**Input material**.

::::

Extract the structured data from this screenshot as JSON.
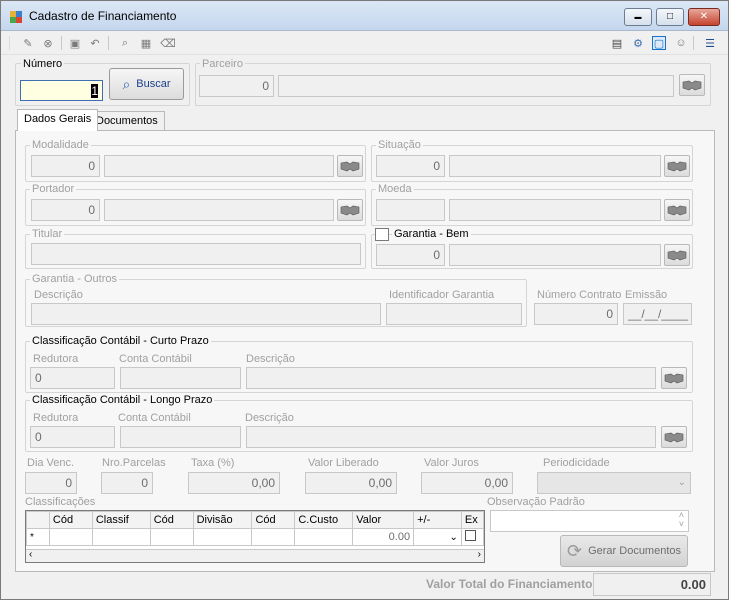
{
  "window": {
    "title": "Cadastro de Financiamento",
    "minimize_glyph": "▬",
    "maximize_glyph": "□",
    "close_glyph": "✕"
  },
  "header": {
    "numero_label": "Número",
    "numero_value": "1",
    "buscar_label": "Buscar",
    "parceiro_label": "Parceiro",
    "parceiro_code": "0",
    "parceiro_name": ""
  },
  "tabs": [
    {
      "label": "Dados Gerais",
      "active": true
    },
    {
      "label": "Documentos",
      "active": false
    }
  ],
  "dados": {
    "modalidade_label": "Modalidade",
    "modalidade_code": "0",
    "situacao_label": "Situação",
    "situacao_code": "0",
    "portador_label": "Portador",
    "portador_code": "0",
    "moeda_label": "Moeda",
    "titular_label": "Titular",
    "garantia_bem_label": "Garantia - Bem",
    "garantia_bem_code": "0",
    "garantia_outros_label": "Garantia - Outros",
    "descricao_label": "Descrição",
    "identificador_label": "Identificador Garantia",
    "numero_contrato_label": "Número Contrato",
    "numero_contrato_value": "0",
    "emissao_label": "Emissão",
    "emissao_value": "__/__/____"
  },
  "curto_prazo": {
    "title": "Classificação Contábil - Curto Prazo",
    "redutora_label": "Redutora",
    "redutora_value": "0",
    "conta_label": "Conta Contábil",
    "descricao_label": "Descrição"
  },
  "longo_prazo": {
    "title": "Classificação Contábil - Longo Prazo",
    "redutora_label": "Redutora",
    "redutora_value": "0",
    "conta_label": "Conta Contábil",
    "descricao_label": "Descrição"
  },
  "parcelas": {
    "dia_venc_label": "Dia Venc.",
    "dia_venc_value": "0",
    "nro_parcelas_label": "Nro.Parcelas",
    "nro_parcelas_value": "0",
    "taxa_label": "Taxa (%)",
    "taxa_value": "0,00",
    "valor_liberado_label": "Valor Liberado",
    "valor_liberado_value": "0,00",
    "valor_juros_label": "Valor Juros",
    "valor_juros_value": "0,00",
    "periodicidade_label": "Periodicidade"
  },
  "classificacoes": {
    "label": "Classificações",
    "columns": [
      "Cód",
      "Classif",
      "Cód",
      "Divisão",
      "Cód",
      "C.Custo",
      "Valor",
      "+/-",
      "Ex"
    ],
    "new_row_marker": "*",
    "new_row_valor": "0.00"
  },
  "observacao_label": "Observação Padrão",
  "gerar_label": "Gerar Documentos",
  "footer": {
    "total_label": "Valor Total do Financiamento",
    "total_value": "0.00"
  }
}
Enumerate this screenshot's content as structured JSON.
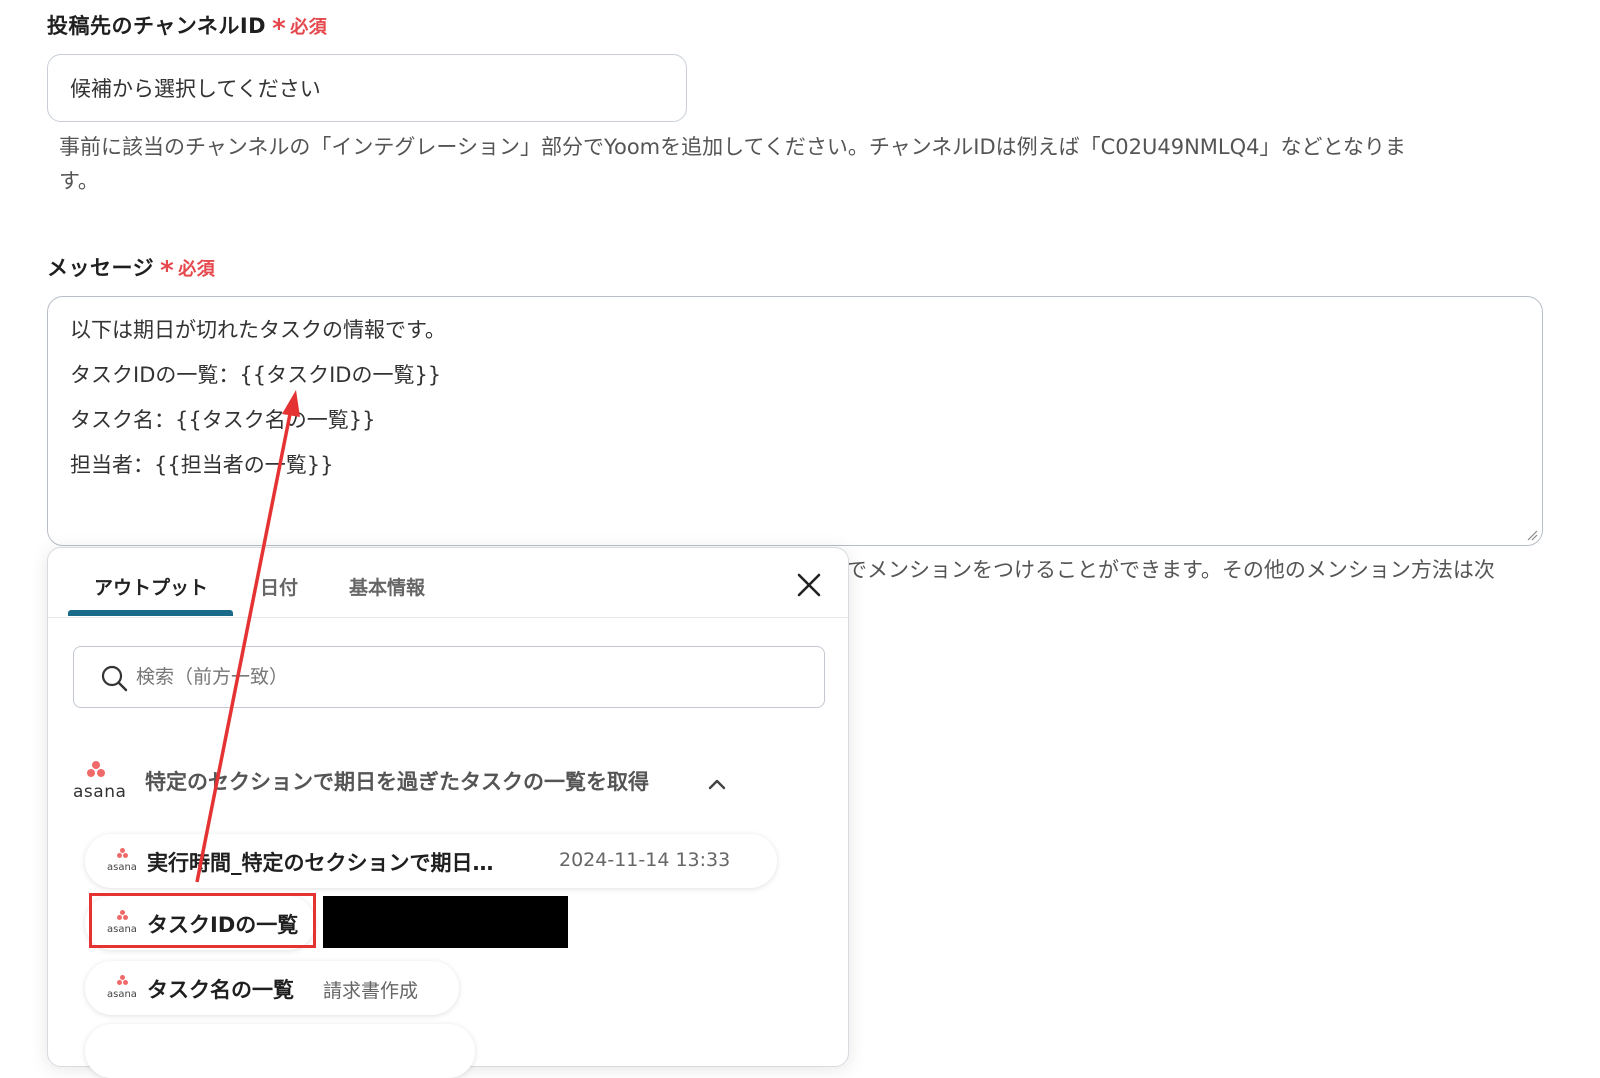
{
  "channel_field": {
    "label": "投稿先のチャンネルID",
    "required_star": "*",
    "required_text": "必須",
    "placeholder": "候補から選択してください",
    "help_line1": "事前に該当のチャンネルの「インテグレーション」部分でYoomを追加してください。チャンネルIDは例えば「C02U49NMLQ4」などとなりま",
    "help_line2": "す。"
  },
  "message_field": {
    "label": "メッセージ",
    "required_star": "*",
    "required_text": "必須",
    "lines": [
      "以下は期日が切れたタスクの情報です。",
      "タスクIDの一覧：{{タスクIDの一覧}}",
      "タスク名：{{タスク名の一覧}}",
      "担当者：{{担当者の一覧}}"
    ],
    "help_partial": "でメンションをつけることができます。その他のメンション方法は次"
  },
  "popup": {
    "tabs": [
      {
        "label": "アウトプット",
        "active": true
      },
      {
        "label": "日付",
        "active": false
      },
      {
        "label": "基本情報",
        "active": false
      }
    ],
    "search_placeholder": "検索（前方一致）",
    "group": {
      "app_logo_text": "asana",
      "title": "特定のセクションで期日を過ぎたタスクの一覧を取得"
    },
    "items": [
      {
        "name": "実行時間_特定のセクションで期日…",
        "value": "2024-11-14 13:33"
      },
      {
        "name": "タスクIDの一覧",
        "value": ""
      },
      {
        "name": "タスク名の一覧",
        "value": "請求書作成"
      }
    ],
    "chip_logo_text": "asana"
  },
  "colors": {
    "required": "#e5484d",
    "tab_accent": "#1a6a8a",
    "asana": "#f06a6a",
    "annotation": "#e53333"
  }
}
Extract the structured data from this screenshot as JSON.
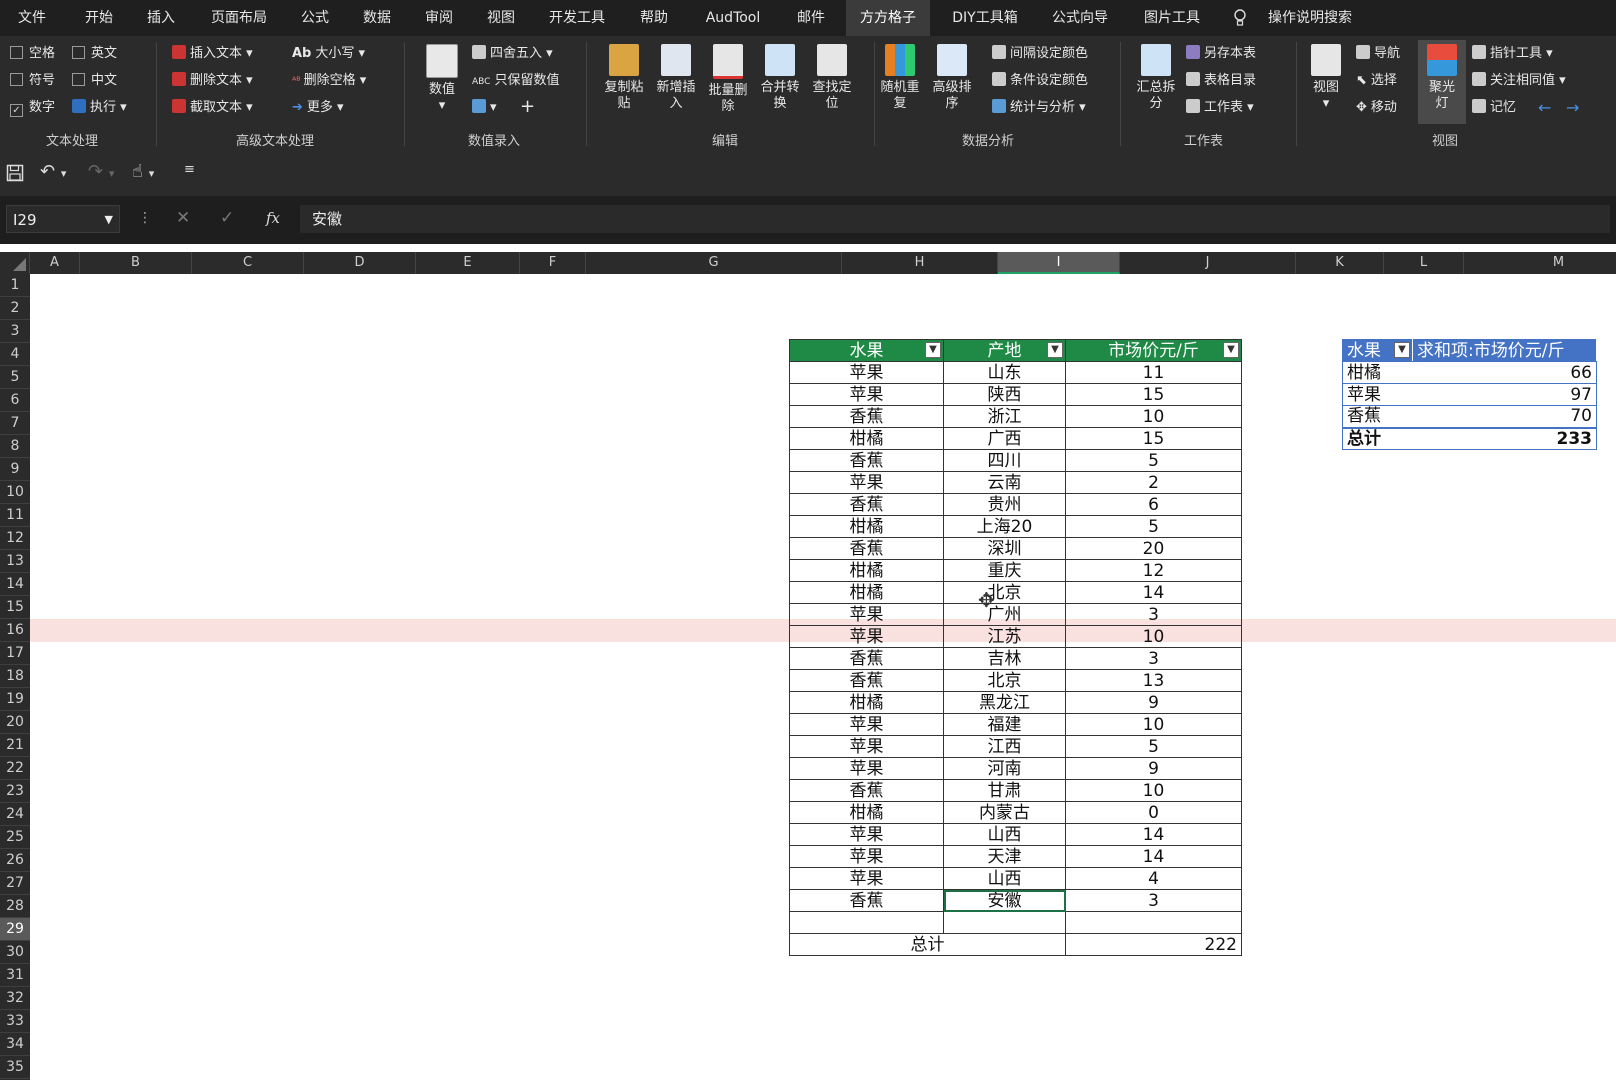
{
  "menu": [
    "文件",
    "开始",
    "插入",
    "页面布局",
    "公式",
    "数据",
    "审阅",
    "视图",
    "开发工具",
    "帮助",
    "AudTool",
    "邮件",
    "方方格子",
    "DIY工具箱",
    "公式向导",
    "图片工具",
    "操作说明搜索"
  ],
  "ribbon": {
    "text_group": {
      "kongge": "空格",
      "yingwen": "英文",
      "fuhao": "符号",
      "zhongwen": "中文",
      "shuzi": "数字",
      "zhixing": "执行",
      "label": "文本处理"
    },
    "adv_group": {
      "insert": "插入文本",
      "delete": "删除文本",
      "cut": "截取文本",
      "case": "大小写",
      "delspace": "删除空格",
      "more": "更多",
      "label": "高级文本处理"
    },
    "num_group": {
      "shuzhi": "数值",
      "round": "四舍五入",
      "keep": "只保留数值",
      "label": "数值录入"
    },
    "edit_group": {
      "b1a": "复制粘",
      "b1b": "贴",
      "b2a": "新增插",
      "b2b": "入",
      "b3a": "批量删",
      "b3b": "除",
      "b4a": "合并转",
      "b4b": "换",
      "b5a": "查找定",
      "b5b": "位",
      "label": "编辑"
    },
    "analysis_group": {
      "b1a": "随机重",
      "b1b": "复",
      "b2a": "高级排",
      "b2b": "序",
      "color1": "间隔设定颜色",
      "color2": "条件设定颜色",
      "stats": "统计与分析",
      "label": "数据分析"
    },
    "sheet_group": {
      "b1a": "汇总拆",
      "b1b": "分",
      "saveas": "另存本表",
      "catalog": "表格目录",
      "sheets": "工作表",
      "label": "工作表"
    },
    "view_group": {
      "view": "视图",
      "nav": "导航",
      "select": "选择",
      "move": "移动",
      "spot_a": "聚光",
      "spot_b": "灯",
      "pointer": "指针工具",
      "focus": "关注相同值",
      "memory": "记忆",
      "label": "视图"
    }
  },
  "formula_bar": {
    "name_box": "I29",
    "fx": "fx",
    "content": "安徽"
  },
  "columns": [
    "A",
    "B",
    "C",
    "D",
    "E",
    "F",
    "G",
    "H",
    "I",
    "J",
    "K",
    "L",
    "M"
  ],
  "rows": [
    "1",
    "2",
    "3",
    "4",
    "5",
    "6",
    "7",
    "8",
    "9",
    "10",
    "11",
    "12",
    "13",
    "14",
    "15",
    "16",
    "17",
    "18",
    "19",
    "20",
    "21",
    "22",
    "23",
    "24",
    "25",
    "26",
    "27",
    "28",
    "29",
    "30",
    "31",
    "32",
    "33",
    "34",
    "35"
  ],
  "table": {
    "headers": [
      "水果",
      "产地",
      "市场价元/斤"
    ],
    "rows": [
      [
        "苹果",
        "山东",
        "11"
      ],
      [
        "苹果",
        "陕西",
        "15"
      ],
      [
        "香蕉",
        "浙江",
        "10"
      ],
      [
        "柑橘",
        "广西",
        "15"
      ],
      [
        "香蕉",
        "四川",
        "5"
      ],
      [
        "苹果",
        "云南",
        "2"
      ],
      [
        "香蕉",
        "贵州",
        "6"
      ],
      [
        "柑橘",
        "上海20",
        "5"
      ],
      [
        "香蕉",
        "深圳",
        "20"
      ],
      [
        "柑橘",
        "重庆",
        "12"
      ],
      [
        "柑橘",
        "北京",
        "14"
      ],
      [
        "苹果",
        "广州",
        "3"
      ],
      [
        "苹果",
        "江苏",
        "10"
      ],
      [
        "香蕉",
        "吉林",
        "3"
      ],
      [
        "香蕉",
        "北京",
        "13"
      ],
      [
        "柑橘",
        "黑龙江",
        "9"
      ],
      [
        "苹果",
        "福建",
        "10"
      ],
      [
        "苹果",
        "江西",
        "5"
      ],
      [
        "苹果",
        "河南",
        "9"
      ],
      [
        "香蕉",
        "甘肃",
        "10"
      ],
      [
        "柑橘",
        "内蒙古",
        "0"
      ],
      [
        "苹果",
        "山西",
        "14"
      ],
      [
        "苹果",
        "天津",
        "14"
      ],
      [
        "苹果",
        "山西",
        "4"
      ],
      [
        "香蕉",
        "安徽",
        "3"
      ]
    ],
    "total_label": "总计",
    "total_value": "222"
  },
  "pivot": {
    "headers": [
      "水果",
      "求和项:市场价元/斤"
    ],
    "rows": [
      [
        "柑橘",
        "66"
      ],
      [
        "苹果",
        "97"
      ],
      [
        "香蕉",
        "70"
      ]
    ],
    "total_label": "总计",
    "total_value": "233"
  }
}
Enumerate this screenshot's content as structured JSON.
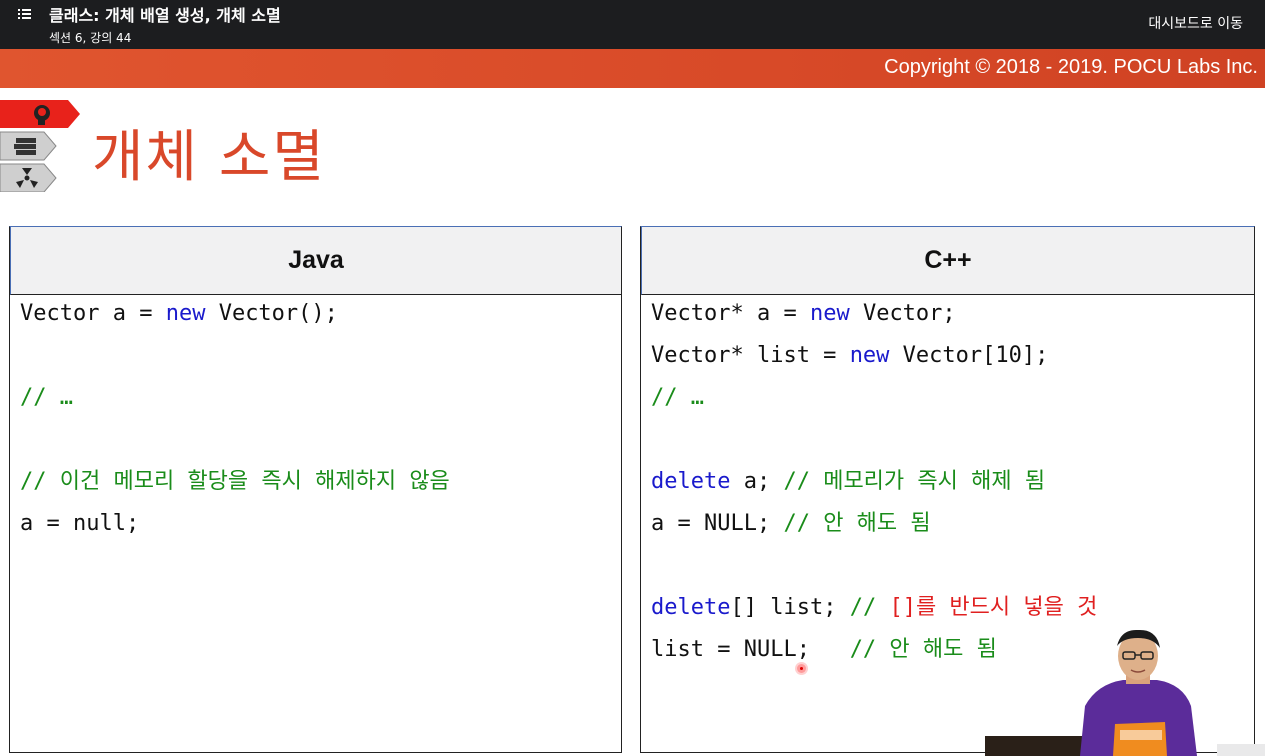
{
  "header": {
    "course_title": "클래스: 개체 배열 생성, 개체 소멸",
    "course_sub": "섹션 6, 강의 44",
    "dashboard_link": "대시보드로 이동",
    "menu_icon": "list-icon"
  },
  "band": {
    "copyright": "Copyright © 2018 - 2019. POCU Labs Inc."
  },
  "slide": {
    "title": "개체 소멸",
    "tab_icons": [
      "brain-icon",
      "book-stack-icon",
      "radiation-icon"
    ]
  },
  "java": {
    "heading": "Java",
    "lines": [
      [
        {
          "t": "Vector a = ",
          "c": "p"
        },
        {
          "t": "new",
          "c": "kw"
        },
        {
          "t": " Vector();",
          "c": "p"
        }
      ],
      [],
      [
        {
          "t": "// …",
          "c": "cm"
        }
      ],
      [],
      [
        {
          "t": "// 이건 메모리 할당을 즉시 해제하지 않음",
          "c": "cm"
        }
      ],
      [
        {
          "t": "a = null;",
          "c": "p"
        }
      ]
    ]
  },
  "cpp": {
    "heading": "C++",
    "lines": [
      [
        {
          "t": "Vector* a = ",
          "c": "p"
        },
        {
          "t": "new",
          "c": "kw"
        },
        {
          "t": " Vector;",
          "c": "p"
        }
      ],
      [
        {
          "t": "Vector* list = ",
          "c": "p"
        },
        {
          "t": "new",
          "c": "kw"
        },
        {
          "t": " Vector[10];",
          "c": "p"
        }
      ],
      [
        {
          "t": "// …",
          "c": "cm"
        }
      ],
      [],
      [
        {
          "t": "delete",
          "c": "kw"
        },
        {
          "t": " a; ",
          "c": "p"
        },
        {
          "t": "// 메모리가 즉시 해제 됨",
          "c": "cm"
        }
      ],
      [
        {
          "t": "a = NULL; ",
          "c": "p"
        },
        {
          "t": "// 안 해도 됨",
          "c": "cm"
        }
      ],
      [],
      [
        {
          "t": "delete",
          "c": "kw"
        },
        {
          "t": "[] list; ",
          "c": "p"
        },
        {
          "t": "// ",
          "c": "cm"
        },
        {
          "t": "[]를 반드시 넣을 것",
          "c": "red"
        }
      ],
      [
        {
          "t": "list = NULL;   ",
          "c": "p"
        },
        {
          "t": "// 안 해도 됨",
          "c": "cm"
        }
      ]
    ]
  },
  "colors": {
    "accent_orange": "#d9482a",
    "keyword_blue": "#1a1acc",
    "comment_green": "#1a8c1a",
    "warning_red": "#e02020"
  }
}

::::

**Set exercise**.
Copy every line of the listing where the word "Contábil" appears.

**Result of the exercise**.
    "title": "Classificação Contábil - Curto Prazo",
    "conta_label": "Conta Contábil",
    "title": "Classificação Contábil - Longo Prazo",
    "conta_label": "Conta Contábil",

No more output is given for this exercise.